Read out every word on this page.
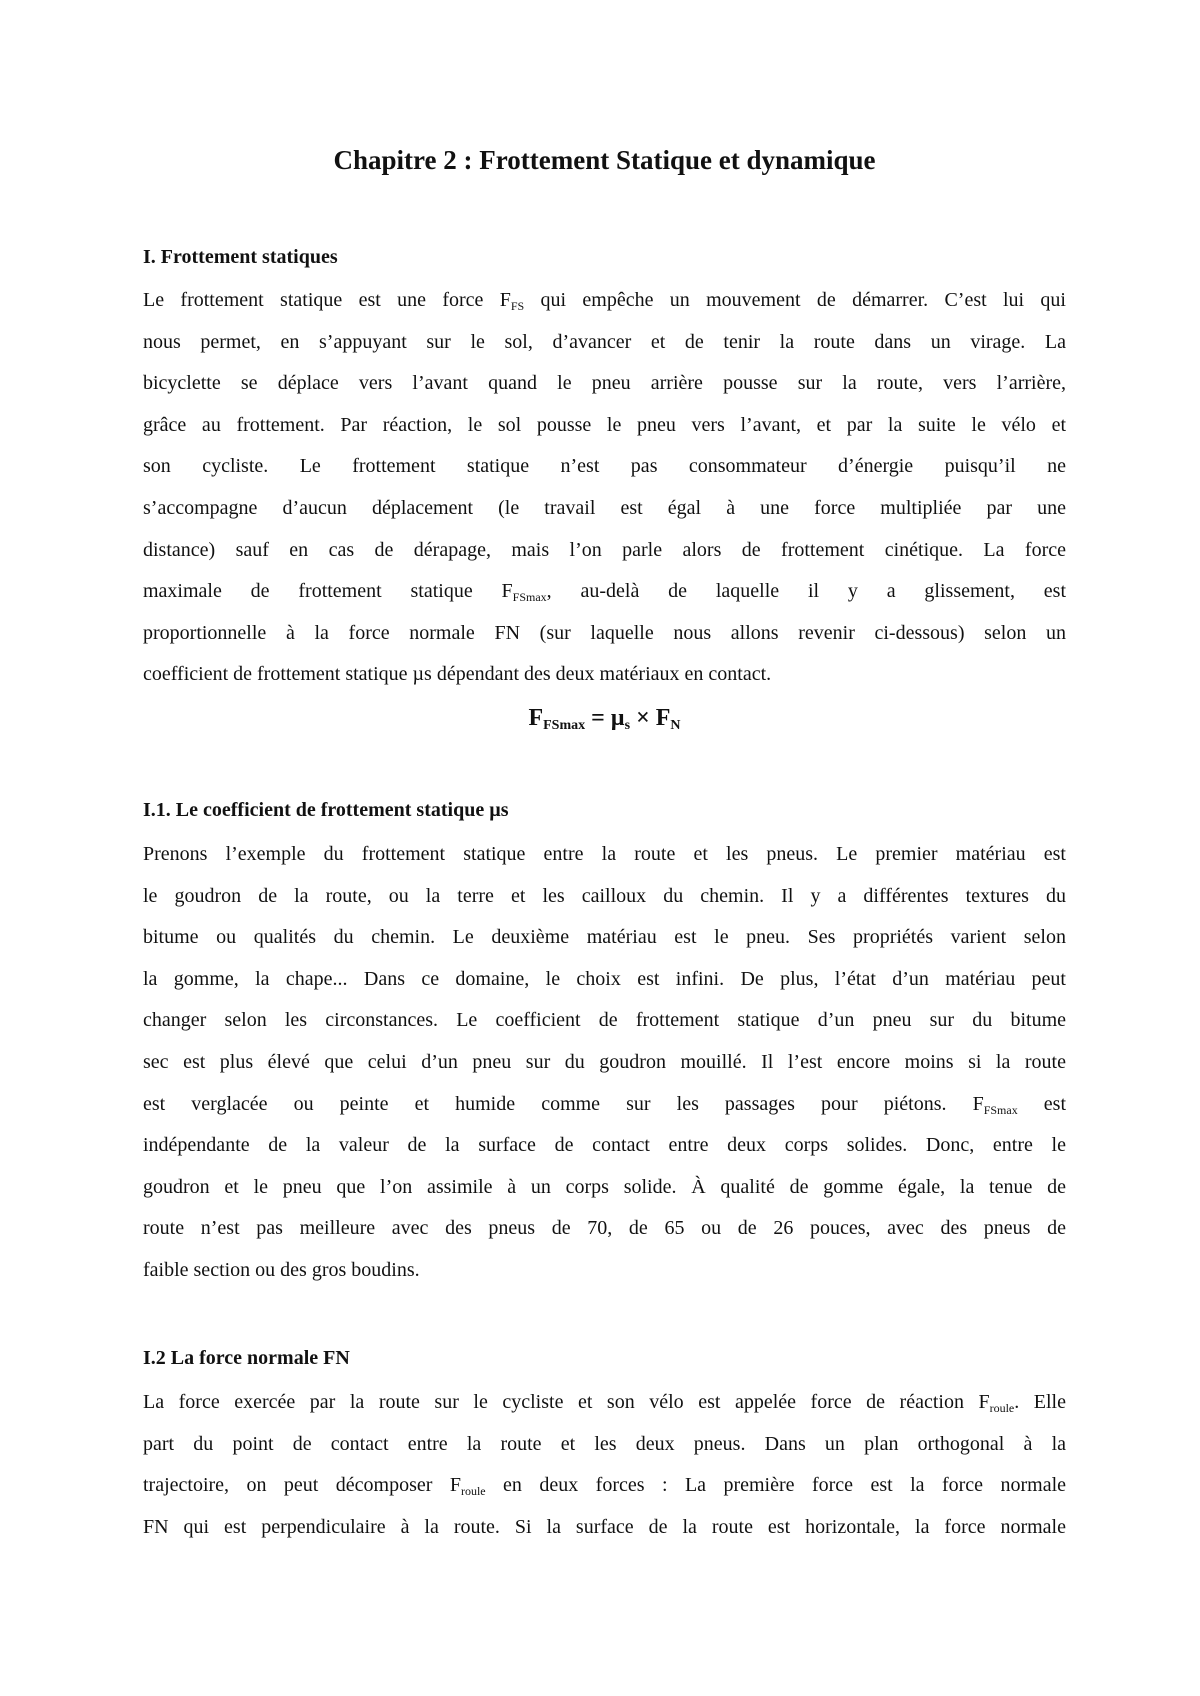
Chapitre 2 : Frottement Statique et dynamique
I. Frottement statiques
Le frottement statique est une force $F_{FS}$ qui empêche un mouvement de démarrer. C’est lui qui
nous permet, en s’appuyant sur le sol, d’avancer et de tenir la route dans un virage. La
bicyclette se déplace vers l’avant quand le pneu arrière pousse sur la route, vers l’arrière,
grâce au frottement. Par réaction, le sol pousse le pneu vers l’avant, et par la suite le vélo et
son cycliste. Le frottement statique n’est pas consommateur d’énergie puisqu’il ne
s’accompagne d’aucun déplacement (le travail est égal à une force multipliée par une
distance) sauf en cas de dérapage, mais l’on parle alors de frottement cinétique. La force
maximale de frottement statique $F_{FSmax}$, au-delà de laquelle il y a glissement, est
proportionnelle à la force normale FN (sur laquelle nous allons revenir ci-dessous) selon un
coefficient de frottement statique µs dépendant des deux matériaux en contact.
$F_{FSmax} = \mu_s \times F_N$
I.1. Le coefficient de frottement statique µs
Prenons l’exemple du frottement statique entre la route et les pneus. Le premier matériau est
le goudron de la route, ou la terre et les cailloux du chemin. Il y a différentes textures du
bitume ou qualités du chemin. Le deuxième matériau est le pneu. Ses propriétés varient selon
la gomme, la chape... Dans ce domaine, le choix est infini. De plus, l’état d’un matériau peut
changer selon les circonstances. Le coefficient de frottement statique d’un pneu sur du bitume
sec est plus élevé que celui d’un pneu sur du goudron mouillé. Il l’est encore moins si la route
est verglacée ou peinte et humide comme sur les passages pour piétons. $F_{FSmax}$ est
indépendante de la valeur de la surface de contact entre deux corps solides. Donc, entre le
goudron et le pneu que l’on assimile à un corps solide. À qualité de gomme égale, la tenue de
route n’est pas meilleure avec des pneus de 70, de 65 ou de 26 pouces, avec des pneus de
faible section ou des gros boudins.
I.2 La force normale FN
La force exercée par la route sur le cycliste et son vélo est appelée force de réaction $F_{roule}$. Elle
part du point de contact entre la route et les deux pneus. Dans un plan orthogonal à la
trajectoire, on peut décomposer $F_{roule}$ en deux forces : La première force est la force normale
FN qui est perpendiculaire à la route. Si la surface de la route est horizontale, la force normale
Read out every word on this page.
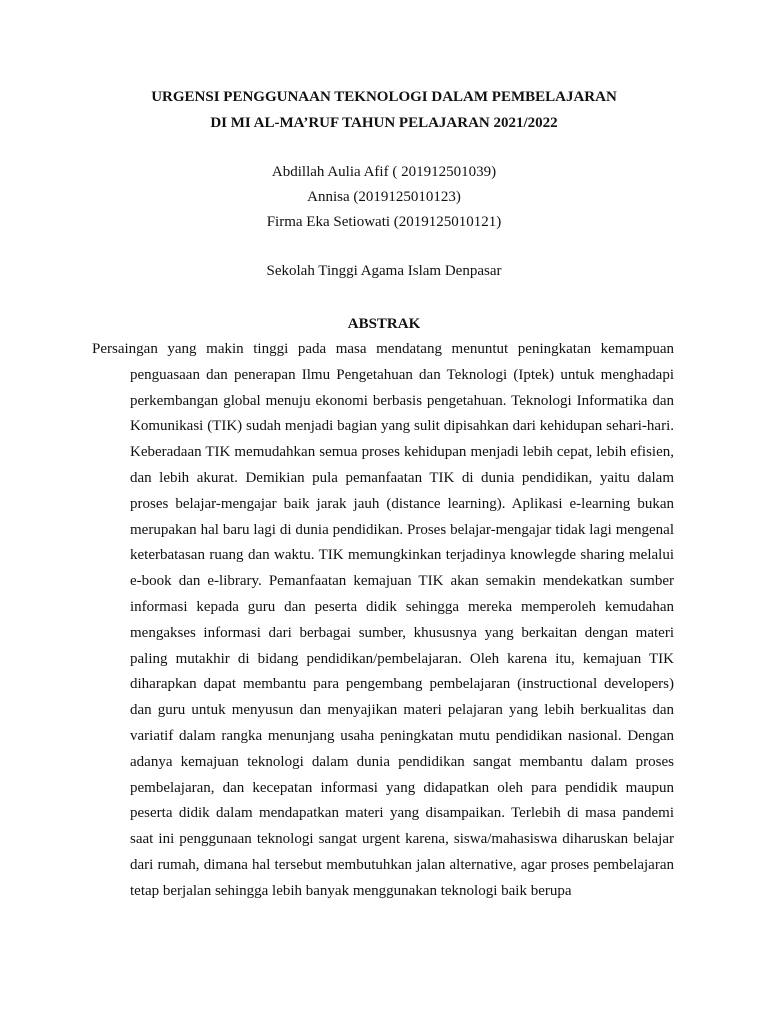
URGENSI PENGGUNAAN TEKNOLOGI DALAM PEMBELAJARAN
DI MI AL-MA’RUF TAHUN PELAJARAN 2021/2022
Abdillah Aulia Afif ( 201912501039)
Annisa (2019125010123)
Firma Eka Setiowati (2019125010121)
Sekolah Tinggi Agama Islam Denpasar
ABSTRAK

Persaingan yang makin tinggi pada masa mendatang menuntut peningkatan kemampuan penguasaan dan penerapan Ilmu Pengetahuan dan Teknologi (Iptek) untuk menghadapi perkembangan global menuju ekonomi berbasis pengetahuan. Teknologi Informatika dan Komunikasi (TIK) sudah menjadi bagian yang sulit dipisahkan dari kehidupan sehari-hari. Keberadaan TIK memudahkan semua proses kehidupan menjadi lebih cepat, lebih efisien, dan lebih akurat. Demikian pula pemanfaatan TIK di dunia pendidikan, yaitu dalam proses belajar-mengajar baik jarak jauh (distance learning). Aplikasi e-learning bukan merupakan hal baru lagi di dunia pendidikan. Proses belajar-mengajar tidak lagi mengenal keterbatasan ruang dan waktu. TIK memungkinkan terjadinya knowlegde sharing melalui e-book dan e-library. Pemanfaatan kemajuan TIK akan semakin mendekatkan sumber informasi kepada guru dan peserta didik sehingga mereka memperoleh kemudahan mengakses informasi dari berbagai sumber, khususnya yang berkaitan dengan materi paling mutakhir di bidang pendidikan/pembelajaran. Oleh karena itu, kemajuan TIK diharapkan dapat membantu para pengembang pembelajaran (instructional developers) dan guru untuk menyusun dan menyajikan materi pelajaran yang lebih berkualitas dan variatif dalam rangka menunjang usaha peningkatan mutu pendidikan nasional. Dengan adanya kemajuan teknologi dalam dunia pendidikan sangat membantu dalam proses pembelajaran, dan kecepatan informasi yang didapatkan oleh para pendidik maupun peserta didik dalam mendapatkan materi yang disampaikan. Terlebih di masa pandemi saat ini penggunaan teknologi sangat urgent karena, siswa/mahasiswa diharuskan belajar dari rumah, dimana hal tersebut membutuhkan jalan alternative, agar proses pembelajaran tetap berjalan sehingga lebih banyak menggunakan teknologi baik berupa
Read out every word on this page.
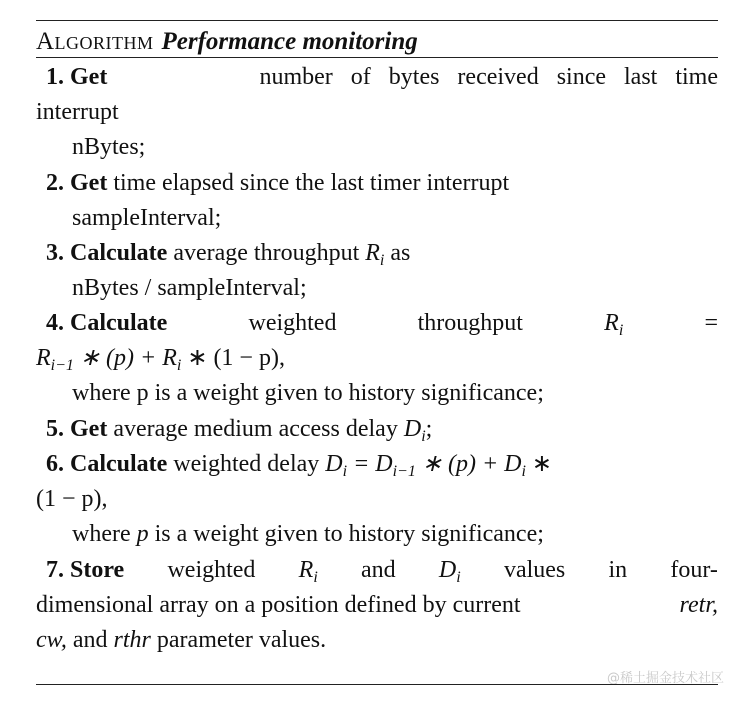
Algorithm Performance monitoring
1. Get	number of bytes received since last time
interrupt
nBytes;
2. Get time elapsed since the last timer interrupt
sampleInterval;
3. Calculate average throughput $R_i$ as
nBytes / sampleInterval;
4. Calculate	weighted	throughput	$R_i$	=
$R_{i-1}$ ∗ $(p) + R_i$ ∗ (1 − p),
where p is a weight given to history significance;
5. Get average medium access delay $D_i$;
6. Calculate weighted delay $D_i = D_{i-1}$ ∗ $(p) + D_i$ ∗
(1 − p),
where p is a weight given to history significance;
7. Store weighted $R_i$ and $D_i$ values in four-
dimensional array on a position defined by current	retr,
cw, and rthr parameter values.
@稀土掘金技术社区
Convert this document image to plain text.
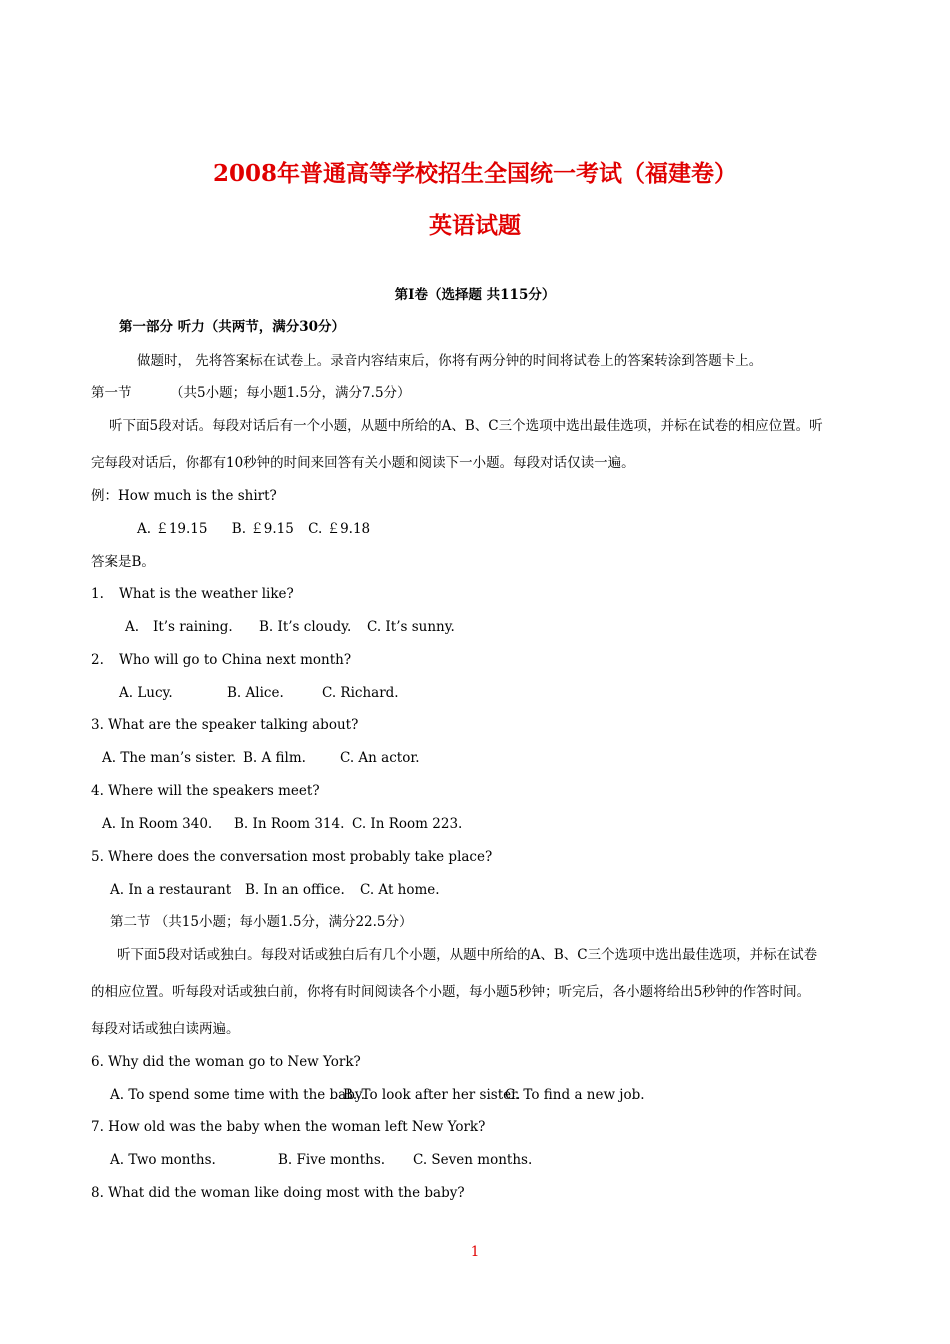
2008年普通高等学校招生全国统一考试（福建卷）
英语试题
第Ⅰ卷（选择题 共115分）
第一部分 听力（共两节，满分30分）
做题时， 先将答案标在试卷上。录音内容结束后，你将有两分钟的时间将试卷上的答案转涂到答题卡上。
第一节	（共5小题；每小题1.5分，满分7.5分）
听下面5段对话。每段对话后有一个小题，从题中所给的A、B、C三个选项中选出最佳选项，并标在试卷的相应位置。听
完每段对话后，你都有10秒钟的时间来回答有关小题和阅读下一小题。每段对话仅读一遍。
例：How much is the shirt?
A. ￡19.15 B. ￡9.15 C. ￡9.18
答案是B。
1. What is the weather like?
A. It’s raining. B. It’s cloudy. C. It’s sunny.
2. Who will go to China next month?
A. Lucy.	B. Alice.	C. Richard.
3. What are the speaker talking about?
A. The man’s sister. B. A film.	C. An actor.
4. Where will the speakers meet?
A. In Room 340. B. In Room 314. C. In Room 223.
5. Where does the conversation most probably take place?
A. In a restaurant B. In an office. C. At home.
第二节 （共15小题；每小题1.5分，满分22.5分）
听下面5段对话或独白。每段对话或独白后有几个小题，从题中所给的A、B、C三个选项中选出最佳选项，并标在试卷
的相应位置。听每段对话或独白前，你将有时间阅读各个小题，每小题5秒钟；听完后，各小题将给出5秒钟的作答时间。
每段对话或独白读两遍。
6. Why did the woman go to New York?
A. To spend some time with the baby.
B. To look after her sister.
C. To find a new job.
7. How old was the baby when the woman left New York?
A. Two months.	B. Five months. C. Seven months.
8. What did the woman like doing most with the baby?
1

== == ==

Write the entries above out in full, exactly, with no images.

Read out every word on this page.
Chapitre 2 : Frottement Statique et dynamique
I. Frottement statiques
Le frottement statique est une force $F_{FS}$ qui empêche un mouvement de démarrer. C’est lui qui
nous permet, en s’appuyant sur le sol, d’avancer et de tenir la route dans un virage. La
bicyclette se déplace vers l’avant quand le pneu arrière pousse sur la route, vers l’arrière,
grâce au frottement. Par réaction, le sol pousse le pneu vers l’avant, et par la suite le vélo et
son cycliste. Le frottement statique n’est pas consommateur d’énergie puisqu’il ne
s’accompagne d’aucun déplacement (le travail est égal à une force multipliée par une
distance) sauf en cas de dérapage, mais l’on parle alors de frottement cinétique. La force
maximale de frottement statique $F_{FSmax}$, au-delà de laquelle il y a glissement, est
proportionnelle à la force normale FN (sur laquelle nous allons revenir ci-dessous) selon un
coefficient de frottement statique µs dépendant des deux matériaux en contact.
$F_{FSmax} = \mu_s \times F_N$
I.1. Le coefficient de frottement statique µs
Prenons l’exemple du frottement statique entre la route et les pneus. Le premier matériau est
le goudron de la route, ou la terre et les cailloux du chemin. Il y a différentes textures du
bitume ou qualités du chemin. Le deuxième matériau est le pneu. Ses propriétés varient selon
la gomme, la chape... Dans ce domaine, le choix est infini. De plus, l’état d’un matériau peut
changer selon les circonstances. Le coefficient de frottement statique d’un pneu sur du bitume
sec est plus élevé que celui d’un pneu sur du goudron mouillé. Il l’est encore moins si la route
est verglacée ou peinte et humide comme sur les passages pour piétons. $F_{FSmax}$ est
indépendante de la valeur de la surface de contact entre deux corps solides. Donc, entre le
goudron et le pneu que l’on assimile à un corps solide. À qualité de gomme égale, la tenue de
route n’est pas meilleure avec des pneus de 70, de 65 ou de 26 pouces, avec des pneus de
faible section ou des gros boudins.
I.2 La force normale FN
La force exercée par la route sur le cycliste et son vélo est appelée force de réaction $F_{roule}$. Elle
part du point de contact entre la route et les deux pneus. Dans un plan orthogonal à la
trajectoire, on peut décomposer $F_{roule}$ en deux forces : La première force est la force normale
FN qui est perpendiculaire à la route. Si la surface de la route est horizontale, la force normale
Read out every word on this page.
URGENSI PENGGUNAAN TEKNOLOGI DALAM PEMBELAJARAN
DI MI AL-MA’RUF TAHUN PELAJARAN 2021/2022
Abdillah Aulia Afif ( 201912501039)
Annisa (2019125010123)
Firma Eka Setiowati (2019125010121)
Sekolah Tinggi Agama Islam Denpasar
ABSTRAK

Persaingan yang makin tinggi pada masa mendatang menuntut peningkatan kemampuan penguasaan dan penerapan Ilmu Pengetahuan dan Teknologi (Iptek) untuk menghadapi perkembangan global menuju ekonomi berbasis pengetahuan. Teknologi Informatika dan Komunikasi (TIK) sudah menjadi bagian yang sulit dipisahkan dari kehidupan sehari-hari. Keberadaan TIK memudahkan semua proses kehidupan menjadi lebih cepat, lebih efisien, dan lebih akurat. Demikian pula pemanfaatan TIK di dunia pendidikan, yaitu dalam proses belajar-mengajar baik jarak jauh (distance learning). Aplikasi e-learning bukan merupakan hal baru lagi di dunia pendidikan. Proses belajar-mengajar tidak lagi mengenal keterbatasan ruang dan waktu. TIK memungkinkan terjadinya knowlegde sharing melalui e-book dan e-library. Pemanfaatan kemajuan TIK akan semakin mendekatkan sumber informasi kepada guru dan peserta didik sehingga mereka memperoleh kemudahan mengakses informasi dari berbagai sumber, khususnya yang berkaitan dengan materi paling mutakhir di bidang pendidikan/pembelajaran. Oleh karena itu, kemajuan TIK diharapkan dapat membantu para pengembang pembelajaran (instructional developers) dan guru untuk menyusun dan menyajikan materi pelajaran yang lebih berkualitas dan variatif dalam rangka menunjang usaha peningkatan mutu pendidikan nasional. Dengan adanya kemajuan teknologi dalam dunia pendidikan sangat membantu dalam proses pembelajaran, dan kecepatan informasi yang didapatkan oleh para pendidik maupun peserta didik dalam mendapatkan materi yang disampaikan. Terlebih di masa pandemi saat ini penggunaan teknologi sangat urgent karena, siswa/mahasiswa diharuskan belajar dari rumah, dimana hal tersebut membutuhkan jalan alternative, agar proses pembelajaran tetap berjalan sehingga lebih banyak menggunakan teknologi baik berupa
Read out every word on this page.
Algorithm Performance monitoring
1. Get	number of bytes received since last time
interrupt
nBytes;
2. Get time elapsed since the last timer interrupt
sampleInterval;
3. Calculate average throughput $R_i$ as
nBytes / sampleInterval;
4. Calculate	weighted	throughput	$R_i$	=
$R_{i-1}$ ∗ $(p) + R_i$ ∗ (1 − p),
where p is a weight given to history significance;
5. Get average medium access delay $D_i$;
6. Calculate weighted delay $D_i = D_{i-1}$ ∗ $(p) + D_i$ ∗
(1 − p),
where p is a weight given to history significance;
7. Store weighted $R_i$ and $D_i$ values in four-
dimensional array on a position defined by current	retr,
cw, and rthr parameter values.
@稀土掘金技术社区
Convert this document image to plain text.
2008年普通高等学校招生全国统一考试（福建卷）
英语试题
第Ⅰ卷（选择题 共115分）
第一部分 听力（共两节，满分30分）
做题时， 先将答案标在试卷上。录音内容结束后，你将有两分钟的时间将试卷上的答案转涂到答题卡上。
第一节	（共5小题；每小题1.5分，满分7.5分）
听下面5段对话。每段对话后有一个小题，从题中所给的A、B、C三个选项中选出最佳选项，并标在试卷的相应位置。听
完每段对话后，你都有10秒钟的时间来回答有关小题和阅读下一小题。每段对话仅读一遍。
例：How much is the shirt?
A. ￡19.15 B. ￡9.15 C. ￡9.18
答案是B。
1. What is the weather like?
A. It’s raining. B. It’s cloudy. C. It’s sunny.
2. Who will go to China next month?
A. Lucy.	B. Alice.	C. Richard.
3. What are the speaker talking about?
A. The man’s sister. B. A film.	C. An actor.
4. Where will the speakers meet?
A. In Room 340. B. In Room 314. C. In Room 223.
5. Where does the conversation most probably take place?
A. In a restaurant B. In an office. C. At home.
第二节 （共15小题；每小题1.5分，满分22.5分）
听下面5段对话或独白。每段对话或独白后有几个小题，从题中所给的A、B、C三个选项中选出最佳选项，并标在试卷
的相应位置。听每段对话或独白前，你将有时间阅读各个小题，每小题5秒钟；听完后，各小题将给出5秒钟的作答时间。
每段对话或独白读两遍。
6. Why did the woman go to New York?
A. To spend some time with the baby.
B. To look after her sister.
C. To find a new job.
7. How old was the baby when the woman left New York?
A. Two months.	B. Five months. C. Seven months.
8. What did the woman like doing most with the baby?
1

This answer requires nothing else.